▸ Stated task: Give the listing below again in full, exactly as written.

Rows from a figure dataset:
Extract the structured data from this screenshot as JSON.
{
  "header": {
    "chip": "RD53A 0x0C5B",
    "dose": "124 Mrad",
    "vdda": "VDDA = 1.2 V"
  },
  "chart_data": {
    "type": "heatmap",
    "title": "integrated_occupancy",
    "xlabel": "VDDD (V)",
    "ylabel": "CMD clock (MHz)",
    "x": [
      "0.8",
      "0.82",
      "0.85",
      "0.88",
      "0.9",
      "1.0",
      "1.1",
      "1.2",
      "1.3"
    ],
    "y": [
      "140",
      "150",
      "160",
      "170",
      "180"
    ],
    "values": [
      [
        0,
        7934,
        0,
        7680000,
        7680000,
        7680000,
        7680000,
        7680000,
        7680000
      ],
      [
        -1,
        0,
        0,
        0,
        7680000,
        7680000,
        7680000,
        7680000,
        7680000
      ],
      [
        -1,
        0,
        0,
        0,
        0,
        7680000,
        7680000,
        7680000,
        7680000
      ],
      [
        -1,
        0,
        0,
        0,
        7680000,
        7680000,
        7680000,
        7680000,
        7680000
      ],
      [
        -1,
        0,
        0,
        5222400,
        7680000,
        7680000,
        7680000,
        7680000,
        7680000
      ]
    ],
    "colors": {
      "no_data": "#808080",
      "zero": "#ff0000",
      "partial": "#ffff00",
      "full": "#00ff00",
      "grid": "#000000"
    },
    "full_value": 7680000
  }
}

▸ Answer to this task:
Extract the structured data from this screenshot as JSON.
{
  "header": {
    "chip": "RD53A 0x0C5B",
    "dose": "124 Mrad",
    "vdda": "VDDA = 1.2 V"
  },
  "chart_data": {
    "type": "heatmap",
    "title": "integrated_occupancy",
    "xlabel": "VDDD (V)",
    "ylabel": "CMD clock (MHz)",
    "x": [
      "0.8",
      "0.82",
      "0.85",
      "0.88",
      "0.9",
      "1.0",
      "1.1",
      "1.2",
      "1.3"
    ],
    "y": [
      "140",
      "150",
      "160",
      "170",
      "180"
    ],
    "values": [
      [
        0,
        7934,
        0,
        7680000,
        7680000,
        7680000,
        7680000,
        7680000,
        7680000
      ],
      [
        -1,
        0,
        0,
        0,
        7680000,
        7680000,
        7680000,
        7680000,
        7680000
      ],
      [
        -1,
        0,
        0,
        0,
        0,
        7680000,
        7680000,
        7680000,
        7680000
      ],
      [
        -1,
        0,
        0,
        0,
        7680000,
        7680000,
        7680000,
        7680000,
        7680000
      ],
      [
        -1,
        0,
        0,
        5222400,
        7680000,
        7680000,
        7680000,
        7680000,
        7680000
      ]
    ],
    "colors": {
      "no_data": "#808080",
      "zero": "#ff0000",
      "partial": "#ffff00",
      "full": "#00ff00",
      "grid": "#000000"
    },
    "full_value": 7680000
  }
}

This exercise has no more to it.